---------- Supplied information ----------

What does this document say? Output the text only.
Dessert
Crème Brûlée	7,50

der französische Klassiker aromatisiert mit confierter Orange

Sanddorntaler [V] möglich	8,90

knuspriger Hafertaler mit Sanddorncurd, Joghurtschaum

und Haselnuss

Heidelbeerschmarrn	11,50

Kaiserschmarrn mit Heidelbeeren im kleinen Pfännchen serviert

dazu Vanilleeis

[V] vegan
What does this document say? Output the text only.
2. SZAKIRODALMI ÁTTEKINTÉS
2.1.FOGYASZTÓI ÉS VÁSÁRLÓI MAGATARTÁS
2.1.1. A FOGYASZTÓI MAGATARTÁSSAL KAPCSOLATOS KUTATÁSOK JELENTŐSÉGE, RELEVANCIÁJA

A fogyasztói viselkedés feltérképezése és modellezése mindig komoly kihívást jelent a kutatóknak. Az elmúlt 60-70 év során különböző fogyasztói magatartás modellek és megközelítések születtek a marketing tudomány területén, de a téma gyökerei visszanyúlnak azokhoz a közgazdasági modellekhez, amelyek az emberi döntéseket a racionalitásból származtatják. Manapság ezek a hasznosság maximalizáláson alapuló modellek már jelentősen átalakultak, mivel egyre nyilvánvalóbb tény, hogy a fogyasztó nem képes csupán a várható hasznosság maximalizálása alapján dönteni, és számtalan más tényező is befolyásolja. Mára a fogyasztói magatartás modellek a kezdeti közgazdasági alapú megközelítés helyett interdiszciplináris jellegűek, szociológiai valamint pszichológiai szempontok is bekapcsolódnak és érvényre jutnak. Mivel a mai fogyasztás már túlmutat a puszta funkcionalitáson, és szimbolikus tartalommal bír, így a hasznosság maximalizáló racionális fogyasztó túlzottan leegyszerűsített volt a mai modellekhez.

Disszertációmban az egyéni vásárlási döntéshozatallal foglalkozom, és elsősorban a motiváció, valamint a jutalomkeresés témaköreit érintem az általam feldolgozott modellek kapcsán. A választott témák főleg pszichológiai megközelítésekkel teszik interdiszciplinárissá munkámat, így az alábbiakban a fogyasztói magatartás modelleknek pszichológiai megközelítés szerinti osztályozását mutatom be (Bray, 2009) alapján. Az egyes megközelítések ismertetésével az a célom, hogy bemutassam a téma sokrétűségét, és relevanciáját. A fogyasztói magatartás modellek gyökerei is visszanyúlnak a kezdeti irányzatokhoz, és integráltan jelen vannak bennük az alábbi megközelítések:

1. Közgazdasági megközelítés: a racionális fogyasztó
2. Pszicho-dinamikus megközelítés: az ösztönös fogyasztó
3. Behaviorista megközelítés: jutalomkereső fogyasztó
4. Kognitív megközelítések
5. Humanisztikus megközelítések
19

----------

◆ **Challenge**
Give all the records again. Match them exactly.

◆ **Expected output**
What does this document say? Output the text only.
Dessert
Crème Brûlée	7,50

der französische Klassiker aromatisiert mit confierter Orange

Sanddorntaler [V] möglich	8,90

knuspriger Hafertaler mit Sanddorncurd, Joghurtschaum

und Haselnuss

Heidelbeerschmarrn	11,50

Kaiserschmarrn mit Heidelbeeren im kleinen Pfännchen serviert

dazu Vanilleeis

[V] vegan
What does this document say? Output the text only.
2. SZAKIRODALMI ÁTTEKINTÉS
2.1.FOGYASZTÓI ÉS VÁSÁRLÓI MAGATARTÁS
2.1.1. A FOGYASZTÓI MAGATARTÁSSAL KAPCSOLATOS KUTATÁSOK JELENTŐSÉGE, RELEVANCIÁJA

A fogyasztói viselkedés feltérképezése és modellezése mindig komoly kihívást jelent a kutatóknak. Az elmúlt 60-70 év során különböző fogyasztói magatartás modellek és megközelítések születtek a marketing tudomány területén, de a téma gyökerei visszanyúlnak azokhoz a közgazdasági modellekhez, amelyek az emberi döntéseket a racionalitásból származtatják. Manapság ezek a hasznosság maximalizáláson alapuló modellek már jelentősen átalakultak, mivel egyre nyilvánvalóbb tény, hogy a fogyasztó nem képes csupán a várható hasznosság maximalizálása alapján dönteni, és számtalan más tényező is befolyásolja. Mára a fogyasztói magatartás modellek a kezdeti közgazdasági alapú megközelítés helyett interdiszciplináris jellegűek, szociológiai valamint pszichológiai szempontok is bekapcsolódnak és érvényre jutnak. Mivel a mai fogyasztás már túlmutat a puszta funkcionalitáson, és szimbolikus tartalommal bír, így a hasznosság maximalizáló racionális fogyasztó túlzottan leegyszerűsített volt a mai modellekhez.

Disszertációmban az egyéni vásárlási döntéshozatallal foglalkozom, és elsősorban a motiváció, valamint a jutalomkeresés témaköreit érintem az általam feldolgozott modellek kapcsán. A választott témák főleg pszichológiai megközelítésekkel teszik interdiszciplinárissá munkámat, így az alábbiakban a fogyasztói magatartás modelleknek pszichológiai megközelítés szerinti osztályozását mutatom be (Bray, 2009) alapján. Az egyes megközelítések ismertetésével az a célom, hogy bemutassam a téma sokrétűségét, és relevanciáját. A fogyasztói magatartás modellek gyökerei is visszanyúlnak a kezdeti irányzatokhoz, és integráltan jelen vannak bennük az alábbi megközelítések:

1. Közgazdasági megközelítés: a racionális fogyasztó
2. Pszicho-dinamikus megközelítés: az ösztönös fogyasztó
3. Behaviorista megközelítés: jutalomkereső fogyasztó
4. Kognitív megközelítések
5. Humanisztikus megközelítések
19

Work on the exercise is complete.